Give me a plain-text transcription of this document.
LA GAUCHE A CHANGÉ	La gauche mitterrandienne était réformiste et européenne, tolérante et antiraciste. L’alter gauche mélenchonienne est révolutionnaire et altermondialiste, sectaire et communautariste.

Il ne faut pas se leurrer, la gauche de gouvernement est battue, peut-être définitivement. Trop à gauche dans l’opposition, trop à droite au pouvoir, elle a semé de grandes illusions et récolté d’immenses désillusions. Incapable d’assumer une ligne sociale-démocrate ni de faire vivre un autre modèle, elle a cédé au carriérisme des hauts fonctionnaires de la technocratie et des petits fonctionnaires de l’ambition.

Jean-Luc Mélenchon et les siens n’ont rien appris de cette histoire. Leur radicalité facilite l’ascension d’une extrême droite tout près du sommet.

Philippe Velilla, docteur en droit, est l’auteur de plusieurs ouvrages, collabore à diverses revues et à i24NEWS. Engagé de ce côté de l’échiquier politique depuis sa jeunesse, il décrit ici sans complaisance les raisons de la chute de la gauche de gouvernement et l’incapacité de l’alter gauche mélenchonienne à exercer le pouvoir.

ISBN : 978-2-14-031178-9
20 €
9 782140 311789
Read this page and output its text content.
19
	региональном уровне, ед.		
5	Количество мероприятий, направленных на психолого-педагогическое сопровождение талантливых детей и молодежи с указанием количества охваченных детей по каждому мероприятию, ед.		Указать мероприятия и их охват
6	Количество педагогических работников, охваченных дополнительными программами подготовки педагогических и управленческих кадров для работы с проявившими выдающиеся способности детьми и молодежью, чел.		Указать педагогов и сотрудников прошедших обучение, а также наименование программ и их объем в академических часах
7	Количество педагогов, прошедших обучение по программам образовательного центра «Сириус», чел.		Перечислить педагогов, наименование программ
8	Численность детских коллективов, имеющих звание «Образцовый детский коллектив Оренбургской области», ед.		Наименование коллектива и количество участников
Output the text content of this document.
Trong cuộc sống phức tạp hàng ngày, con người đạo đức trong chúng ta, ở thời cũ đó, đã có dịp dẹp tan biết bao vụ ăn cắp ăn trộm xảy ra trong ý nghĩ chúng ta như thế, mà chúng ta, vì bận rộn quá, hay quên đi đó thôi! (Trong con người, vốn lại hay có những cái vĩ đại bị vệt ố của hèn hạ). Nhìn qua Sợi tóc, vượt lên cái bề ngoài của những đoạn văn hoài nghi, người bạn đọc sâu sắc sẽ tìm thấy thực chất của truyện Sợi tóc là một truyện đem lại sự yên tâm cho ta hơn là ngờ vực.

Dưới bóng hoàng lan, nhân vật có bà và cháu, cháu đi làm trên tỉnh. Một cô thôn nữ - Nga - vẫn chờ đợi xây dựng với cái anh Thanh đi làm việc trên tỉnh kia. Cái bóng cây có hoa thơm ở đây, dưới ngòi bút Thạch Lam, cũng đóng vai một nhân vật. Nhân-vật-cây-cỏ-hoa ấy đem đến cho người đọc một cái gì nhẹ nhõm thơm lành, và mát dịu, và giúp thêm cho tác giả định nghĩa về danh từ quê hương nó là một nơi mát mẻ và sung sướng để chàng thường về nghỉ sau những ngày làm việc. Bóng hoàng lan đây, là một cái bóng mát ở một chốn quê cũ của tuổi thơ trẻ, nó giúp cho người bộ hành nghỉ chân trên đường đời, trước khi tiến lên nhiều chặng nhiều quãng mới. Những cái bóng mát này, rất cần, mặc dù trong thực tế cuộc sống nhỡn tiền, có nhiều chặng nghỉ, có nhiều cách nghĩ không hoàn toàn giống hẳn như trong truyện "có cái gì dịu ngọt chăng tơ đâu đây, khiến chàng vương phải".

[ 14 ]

******************************

_Short problem:_
Report each line in the data that holds the word "content".

_The reply:_
Read this page and output its text content.
Output the text content of this document.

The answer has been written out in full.